• [MATERIALS PROVIDED]
════════════════════
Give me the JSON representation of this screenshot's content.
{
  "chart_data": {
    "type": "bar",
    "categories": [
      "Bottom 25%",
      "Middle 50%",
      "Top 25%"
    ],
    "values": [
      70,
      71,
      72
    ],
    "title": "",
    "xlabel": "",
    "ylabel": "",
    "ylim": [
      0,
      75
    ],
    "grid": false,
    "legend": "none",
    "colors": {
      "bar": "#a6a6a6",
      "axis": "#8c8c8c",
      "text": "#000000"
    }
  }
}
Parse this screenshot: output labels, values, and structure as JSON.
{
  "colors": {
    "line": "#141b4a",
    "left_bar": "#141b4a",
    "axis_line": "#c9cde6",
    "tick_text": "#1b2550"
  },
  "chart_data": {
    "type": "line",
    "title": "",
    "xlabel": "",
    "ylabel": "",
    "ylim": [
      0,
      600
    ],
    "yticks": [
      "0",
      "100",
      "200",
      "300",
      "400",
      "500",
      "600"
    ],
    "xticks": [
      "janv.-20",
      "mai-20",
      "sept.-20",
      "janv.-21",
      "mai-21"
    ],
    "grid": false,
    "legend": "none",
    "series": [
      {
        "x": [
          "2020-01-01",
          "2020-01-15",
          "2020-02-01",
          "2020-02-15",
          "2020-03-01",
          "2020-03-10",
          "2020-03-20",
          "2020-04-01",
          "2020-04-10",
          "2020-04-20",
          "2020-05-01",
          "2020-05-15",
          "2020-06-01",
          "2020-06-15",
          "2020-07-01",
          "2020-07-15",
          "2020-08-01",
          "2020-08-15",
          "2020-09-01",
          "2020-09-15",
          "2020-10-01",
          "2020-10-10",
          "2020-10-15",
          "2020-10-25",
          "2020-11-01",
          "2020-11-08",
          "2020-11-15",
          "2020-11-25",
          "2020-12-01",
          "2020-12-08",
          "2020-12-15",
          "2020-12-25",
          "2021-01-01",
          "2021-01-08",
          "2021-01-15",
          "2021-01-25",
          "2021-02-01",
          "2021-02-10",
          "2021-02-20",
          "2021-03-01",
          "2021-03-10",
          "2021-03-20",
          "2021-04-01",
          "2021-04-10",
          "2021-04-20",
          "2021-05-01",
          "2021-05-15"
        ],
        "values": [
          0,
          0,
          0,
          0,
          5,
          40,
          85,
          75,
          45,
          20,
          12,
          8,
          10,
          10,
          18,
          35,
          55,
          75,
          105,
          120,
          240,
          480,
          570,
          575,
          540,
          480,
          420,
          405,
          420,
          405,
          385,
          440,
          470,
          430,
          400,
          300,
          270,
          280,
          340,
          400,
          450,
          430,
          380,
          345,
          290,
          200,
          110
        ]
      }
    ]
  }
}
════════════════════
• [TO DO] Each line of the material above must be retyped precisely.

• [EXERCISE RESULT]
Give me the JSON representation of this screenshot's content.
{
  "chart_data": {
    "type": "bar",
    "categories": [
      "Bottom 25%",
      "Middle 50%",
      "Top 25%"
    ],
    "values": [
      70,
      71,
      72
    ],
    "title": "",
    "xlabel": "",
    "ylabel": "",
    "ylim": [
      0,
      75
    ],
    "grid": false,
    "legend": "none",
    "colors": {
      "bar": "#a6a6a6",
      "axis": "#8c8c8c",
      "text": "#000000"
    }
  }
}
Parse this screenshot: output labels, values, and structure as JSON.
{
  "colors": {
    "line": "#141b4a",
    "left_bar": "#141b4a",
    "axis_line": "#c9cde6",
    "tick_text": "#1b2550"
  },
  "chart_data": {
    "type": "line",
    "title": "",
    "xlabel": "",
    "ylabel": "",
    "ylim": [
      0,
      600
    ],
    "yticks": [
      "0",
      "100",
      "200",
      "300",
      "400",
      "500",
      "600"
    ],
    "xticks": [
      "janv.-20",
      "mai-20",
      "sept.-20",
      "janv.-21",
      "mai-21"
    ],
    "grid": false,
    "legend": "none",
    "series": [
      {
        "x": [
          "2020-01-01",
          "2020-01-15",
          "2020-02-01",
          "2020-02-15",
          "2020-03-01",
          "2020-03-10",
          "2020-03-20",
          "2020-04-01",
          "2020-04-10",
          "2020-04-20",
          "2020-05-01",
          "2020-05-15",
          "2020-06-01",
          "2020-06-15",
          "2020-07-01",
          "2020-07-15",
          "2020-08-01",
          "2020-08-15",
          "2020-09-01",
          "2020-09-15",
          "2020-10-01",
          "2020-10-10",
          "2020-10-15",
          "2020-10-25",
          "2020-11-01",
          "2020-11-08",
          "2020-11-15",
          "2020-11-25",
          "2020-12-01",
          "2020-12-08",
          "2020-12-15",
          "2020-12-25",
          "2021-01-01",
          "2021-01-08",
          "2021-01-15",
          "2021-01-25",
          "2021-02-01",
          "2021-02-10",
          "2021-02-20",
          "2021-03-01",
          "2021-03-10",
          "2021-03-20",
          "2021-04-01",
          "2021-04-10",
          "2021-04-20",
          "2021-05-01",
          "2021-05-15"
        ],
        "values": [
          0,
          0,
          0,
          0,
          5,
          40,
          85,
          75,
          45,
          20,
          12,
          8,
          10,
          10,
          18,
          35,
          55,
          75,
          105,
          120,
          240,
          480,
          570,
          575,
          540,
          480,
          420,
          405,
          420,
          405,
          385,
          440,
          470,
          430,
          400,
          300,
          270,
          280,
          340,
          400,
          450,
          430,
          380,
          345,
          290,
          200,
          110
        ]
      }
    ]
  }
}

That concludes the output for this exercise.